任务说明>
下面有一段讲用DNA鉴定阿胶原料驴皮的节选，请从它的最后一句之后接着往下写。

根据国际动物DNA条形码组织公布有通用引物应用与本研究中，发现通用引物并不适合阿胶源鉴定中采用的具有特殊性的样品，如干燥皮或毛发样品，因此本发明中自主设计了扩增引物，驴皮的扩增效率达到100％。驴皮的混伪品中常见的是马皮、牛皮和猪皮。本发明中自主设计的家驴COI基因的专有扩增引物，与家驴的基因完全吻合，而马与驴是同一母系，线粒体基因又是母系遗传，因此对马的基因有很好的扩增效果。而牛和猪的COI基因与驴的差异位点较多，无法实现特异性扩增，其扩增效率为0％，因此该引物可以有效地区分驴及牛、猪的基因。在DNA提取过程中发现无论是干燥皮张还是毛发，其中的DNA含量均甚微，通过紫外吸收检验和总DNA凝胶电泳其质量均较差，但是在PCR扩增过程中发现，尽管DNA含量少，只要引物合适，扩增体系和扩增条件适宜，仍可以获得适于测序的理想的扩增产物。

2)建立了提取动物干燥皮张和毛发DNA的方法

动物组织DNA提取试剂盒具有操作简单，提取效率高的特点，可以省去溶液配制的麻烦，但用于阿胶源鉴定中的待测样品如干燥皮或毛发时，由于干燥皮张降解严重，毛发中的DNA含量少，DNA提取效果并不好，本发明对外售的试剂盒进行改进，在提取DNA前使用DDT和/或蛋白酶K对待测样品降解后再用试剂盒提取DNA，获得了理想的DNA提取效果。

3)建立了家驴与其他产胶哺乳动物的聚类树

通过对测得的COI序列片段比对，建立驴与其他产胶哺乳动物的K₂P进化树，家驴与马、牛、猪等分别位于不同的分支上，因此可以很好地将其与其它的产胶哺乳动物区分开。

所给记录>

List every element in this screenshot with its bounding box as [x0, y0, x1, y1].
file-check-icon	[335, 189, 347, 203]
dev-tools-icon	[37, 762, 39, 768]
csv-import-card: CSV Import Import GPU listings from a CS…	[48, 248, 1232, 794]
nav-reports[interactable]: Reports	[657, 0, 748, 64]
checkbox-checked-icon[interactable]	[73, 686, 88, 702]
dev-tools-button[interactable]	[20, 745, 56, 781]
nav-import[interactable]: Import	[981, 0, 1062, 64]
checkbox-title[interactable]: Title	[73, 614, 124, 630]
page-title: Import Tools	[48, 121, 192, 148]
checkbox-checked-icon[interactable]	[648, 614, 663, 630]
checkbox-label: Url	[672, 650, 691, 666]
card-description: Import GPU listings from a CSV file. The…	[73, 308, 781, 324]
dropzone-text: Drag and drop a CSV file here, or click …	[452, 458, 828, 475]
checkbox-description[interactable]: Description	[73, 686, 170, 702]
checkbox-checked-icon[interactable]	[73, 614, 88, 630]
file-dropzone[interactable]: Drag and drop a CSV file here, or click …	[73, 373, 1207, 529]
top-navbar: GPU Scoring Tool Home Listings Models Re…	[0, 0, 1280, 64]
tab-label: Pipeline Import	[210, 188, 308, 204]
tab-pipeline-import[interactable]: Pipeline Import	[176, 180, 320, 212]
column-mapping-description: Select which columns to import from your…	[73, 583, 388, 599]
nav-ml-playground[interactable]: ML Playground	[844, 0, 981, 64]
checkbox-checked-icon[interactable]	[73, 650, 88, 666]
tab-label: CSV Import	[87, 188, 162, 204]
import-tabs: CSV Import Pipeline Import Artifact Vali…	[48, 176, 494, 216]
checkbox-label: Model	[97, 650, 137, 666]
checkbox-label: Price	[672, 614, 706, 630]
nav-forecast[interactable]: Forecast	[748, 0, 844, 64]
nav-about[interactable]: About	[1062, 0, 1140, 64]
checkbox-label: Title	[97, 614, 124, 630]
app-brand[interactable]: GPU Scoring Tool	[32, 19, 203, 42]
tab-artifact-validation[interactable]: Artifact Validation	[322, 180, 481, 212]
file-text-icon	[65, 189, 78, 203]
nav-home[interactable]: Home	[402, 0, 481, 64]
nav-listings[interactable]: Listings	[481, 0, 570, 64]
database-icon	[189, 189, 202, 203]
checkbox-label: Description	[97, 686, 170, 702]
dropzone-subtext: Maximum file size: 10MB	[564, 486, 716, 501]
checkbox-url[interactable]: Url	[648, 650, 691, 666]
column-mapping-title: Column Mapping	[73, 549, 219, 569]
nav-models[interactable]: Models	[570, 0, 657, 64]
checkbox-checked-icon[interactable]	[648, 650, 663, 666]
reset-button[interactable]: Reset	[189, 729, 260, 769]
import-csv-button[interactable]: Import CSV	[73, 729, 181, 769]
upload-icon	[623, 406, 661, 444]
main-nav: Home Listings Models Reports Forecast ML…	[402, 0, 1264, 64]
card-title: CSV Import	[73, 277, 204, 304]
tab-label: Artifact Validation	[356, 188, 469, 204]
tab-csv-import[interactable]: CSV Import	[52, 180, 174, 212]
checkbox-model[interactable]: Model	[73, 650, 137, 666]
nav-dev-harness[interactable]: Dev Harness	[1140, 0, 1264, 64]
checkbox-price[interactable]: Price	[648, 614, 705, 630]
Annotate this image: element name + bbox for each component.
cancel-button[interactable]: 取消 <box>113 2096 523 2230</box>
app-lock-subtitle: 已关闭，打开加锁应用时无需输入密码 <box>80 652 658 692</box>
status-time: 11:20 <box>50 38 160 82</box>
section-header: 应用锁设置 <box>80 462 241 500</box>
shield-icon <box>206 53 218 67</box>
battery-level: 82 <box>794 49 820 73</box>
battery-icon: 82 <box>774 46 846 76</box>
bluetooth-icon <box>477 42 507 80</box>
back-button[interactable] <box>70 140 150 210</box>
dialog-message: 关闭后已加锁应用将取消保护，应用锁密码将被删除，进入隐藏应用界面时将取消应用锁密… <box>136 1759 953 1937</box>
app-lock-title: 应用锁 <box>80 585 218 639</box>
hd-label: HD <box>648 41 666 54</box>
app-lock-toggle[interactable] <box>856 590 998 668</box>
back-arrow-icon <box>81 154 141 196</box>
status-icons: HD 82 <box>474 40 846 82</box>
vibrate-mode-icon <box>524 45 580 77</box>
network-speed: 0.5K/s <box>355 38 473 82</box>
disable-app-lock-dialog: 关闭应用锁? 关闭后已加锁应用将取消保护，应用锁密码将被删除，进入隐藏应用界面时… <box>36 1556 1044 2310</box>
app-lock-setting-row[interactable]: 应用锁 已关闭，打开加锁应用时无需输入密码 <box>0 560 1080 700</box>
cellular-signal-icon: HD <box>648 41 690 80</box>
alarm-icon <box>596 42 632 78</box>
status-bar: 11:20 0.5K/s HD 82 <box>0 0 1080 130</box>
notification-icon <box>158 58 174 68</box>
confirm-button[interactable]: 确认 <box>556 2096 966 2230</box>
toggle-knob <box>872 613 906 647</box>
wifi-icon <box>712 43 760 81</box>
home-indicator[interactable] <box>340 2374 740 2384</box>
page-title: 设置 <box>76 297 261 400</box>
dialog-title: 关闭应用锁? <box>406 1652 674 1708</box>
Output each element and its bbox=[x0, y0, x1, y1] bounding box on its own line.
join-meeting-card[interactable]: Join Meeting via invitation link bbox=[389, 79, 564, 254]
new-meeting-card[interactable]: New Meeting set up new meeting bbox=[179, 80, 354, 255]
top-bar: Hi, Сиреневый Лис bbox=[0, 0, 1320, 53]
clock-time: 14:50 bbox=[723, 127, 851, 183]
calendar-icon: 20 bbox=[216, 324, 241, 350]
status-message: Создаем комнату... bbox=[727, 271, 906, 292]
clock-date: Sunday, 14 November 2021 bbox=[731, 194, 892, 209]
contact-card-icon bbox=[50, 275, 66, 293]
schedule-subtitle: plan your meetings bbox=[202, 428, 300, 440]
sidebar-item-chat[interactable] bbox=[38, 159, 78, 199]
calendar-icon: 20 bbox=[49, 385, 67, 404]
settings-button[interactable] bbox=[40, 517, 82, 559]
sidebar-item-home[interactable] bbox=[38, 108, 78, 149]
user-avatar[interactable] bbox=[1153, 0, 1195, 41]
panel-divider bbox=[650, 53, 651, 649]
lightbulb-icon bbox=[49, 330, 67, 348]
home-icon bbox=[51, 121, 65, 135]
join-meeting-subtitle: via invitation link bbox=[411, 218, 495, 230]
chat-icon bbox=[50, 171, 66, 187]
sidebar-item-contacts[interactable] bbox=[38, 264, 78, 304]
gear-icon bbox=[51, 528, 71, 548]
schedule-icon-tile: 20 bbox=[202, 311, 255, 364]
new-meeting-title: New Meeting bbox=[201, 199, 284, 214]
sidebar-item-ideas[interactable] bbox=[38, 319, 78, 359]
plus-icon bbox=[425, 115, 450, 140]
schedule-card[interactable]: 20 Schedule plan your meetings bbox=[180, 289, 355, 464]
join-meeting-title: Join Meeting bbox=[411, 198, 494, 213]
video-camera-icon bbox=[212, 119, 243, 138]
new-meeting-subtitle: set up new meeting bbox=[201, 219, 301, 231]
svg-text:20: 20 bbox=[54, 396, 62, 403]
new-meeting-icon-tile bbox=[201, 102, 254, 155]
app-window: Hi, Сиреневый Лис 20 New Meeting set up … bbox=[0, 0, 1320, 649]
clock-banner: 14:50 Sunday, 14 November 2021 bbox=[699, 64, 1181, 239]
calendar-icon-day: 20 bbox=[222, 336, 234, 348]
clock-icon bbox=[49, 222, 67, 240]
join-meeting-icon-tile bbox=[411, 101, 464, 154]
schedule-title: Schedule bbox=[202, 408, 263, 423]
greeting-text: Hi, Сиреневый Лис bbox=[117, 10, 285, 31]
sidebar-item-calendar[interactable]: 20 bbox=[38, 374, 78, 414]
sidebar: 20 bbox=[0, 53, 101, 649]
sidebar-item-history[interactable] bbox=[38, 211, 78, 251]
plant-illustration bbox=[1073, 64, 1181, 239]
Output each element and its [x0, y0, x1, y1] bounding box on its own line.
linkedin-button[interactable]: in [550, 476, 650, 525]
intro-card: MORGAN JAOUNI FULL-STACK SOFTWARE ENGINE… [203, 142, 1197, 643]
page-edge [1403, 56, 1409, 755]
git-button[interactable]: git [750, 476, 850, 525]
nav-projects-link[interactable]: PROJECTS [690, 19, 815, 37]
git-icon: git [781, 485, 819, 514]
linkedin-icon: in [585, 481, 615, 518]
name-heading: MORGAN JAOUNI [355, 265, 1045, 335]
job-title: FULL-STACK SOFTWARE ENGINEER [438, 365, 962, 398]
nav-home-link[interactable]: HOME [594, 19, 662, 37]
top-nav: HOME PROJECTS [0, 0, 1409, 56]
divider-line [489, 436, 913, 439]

作答区>
本发明的附加方面和优点将在下面的描述中部分给出，部分将从下面的描述中变得明显，或通过本发明的实践了解到。

附图说明

图1为PCR产物凝胶电泳图谱，其中：

1阴性对照；2德州驴(毛发)；3德州驴(皮张)；4庆阳驴(毛发)；5疆岳驴(毛发)；6华北驴(毛发)；7关山驴(毛发)；8关山驴(皮张)；9广灵驴(毛发)；10加米驴(毛发)；11泌阳驴(毛发)；12晋南驴(毛发)；13埃及家驴(皮张)；14中国家驴随机(皮张)；15蒙古马(毛发)；16中国家马随机(皮张)；17奶牛(毛发)；18家牛随机(毛发)；19家猪(皮张)。

图2为家驴线粒体基因COI序列片段的测序峰图。

图3为家驴与其它哺乳动物基于COI序列片断的聚类树。

具体实施方式

以下结合具体实例，对本发明进行详细说明。

实施例1

1实验材料

实验所用材料包括干燥驴皮、驴毛、马皮、马毛、牛皮、牛毛及新鲜的猪皮。其中驴皮由山东东阿阿胶有限公司提供，分别为阜新养殖基地养殖驴皮、国内各市场收购的混杂驴皮以及国外收购的埃及家驴皮；马皮和牛皮为山东东阿阿胶有限公司收购时剔除的混杂皮；驴毛、马毛、牛毛均为活体取样；新鲜猪皮，购自超市。各样品均经山东中医药大学张永清教授鉴定，确认分别为马科动物驴(Equusasinus)、马(Equuscaballus)和牛(Bostaurus)的干燥皮和毛发，以及猪(Susscrofa)的新鲜皮。各种样品来源及取样数量见表1，其中驴毛的采样地点及其在全国的分布情况见图1。

表1实验材料和来源

2实验方法

2.1DNA提取方法

2.1.1DNA提取的组织来源

在生物实验中，动物DNA的提取通常采用动物的血液或组织器官，包括内脏器官以及肌肉组织等作为试验样品。而在阿胶的生产企业中，采用的原料主要是干燥或新鲜的驴皮，因此无论是进行原料的质量控制还是实验研究，驴皮都是首选的材料。故本研究将干燥的驴皮做为部分实验材料，探索DNA的提取方法。

另外由于组织器官的取样尤其是活体取样的局限性，为大样本的实验分析带来一定难度，而驴毛样品简便易得，且运输携带方便，不受存储时间和保存温度的影响，为活驴样本的取样带来很大的便利。而驴毛中的DNA含量甚微，据报道驴毛毛干中只含有线粒体DNA，毛囊中既含有线粒体DNA也含有核DNA，而一般情况下含有毛囊的毛发大多是在活体或者是带毛的皮张中获得。本研究选取的是线粒体中的细胞色素C氧化酶Ⅰ亚基(mtCOI)的基因片段，不论是毛干还是毛囊均可以作为实验材料。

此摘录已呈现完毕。